## WHAT THE TASK REQUIRES:
Each record needs to be echoed exactly; can you do that?
## Start GIVEN RECORDS
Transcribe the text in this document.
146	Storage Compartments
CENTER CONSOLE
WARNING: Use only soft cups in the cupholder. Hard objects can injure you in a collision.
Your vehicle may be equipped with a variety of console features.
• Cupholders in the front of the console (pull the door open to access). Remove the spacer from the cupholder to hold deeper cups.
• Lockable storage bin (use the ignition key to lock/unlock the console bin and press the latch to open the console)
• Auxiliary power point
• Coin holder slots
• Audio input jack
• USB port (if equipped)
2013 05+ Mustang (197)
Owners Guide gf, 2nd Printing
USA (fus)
## End GIVEN RECORDS
## EXERCISE OUTPUT:
Transcribe the text in this document.
146	Storage Compartments
CENTER CONSOLE
WARNING: Use only soft cups in the cupholder. Hard objects can injure you in a collision.
Your vehicle may be equipped with a variety of console features.
• Cupholders in the front of the console (pull the door open to access). Remove the spacer from the cupholder to hold deeper cups.
• Lockable storage bin (use the ignition key to lock/unlock the console bin and press the latch to open the console)
• Auxiliary power point
• Coin holder slots
• Audio input jack
• USB port (if equipped)
2013 05+ Mustang (197)
Owners Guide gf, 2nd Printing
USA (fus)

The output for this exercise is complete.